THE REQUEST:
Extract each record and reproduce it exactly.

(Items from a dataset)
---*---
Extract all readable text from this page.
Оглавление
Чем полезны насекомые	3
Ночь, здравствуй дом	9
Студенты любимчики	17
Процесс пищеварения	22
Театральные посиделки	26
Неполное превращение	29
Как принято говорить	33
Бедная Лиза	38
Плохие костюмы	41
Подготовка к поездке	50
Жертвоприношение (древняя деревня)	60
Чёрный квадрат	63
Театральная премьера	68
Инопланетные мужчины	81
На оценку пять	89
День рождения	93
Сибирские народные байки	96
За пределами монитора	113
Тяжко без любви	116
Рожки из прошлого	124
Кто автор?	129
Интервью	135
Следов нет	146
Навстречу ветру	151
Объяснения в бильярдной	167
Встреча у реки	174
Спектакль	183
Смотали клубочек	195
---*---
ANSWER IN FULL:
Extract all readable text from this page.
Оглавление
Чем полезны насекомые	3
Ночь, здравствуй дом	9
Студенты любимчики	17
Процесс пищеварения	22
Театральные посиделки	26
Неполное превращение	29
Как принято говорить	33
Бедная Лиза	38
Плохие костюмы	41
Подготовка к поездке	50
Жертвоприношение (древняя деревня)	60
Чёрный квадрат	63
Театральная премьера	68
Инопланетные мужчины	81
На оценку пять	89
День рождения	93
Сибирские народные байки	96
За пределами монитора	113
Тяжко без любви	116
Рожки из прошлого	124
Кто автор?	129
Интервью	135
Следов нет	146
Навстречу ветру	151
Объяснения в бильярдной	167
Встреча у реки	174
Спектакль	183
Смотали клубочек	195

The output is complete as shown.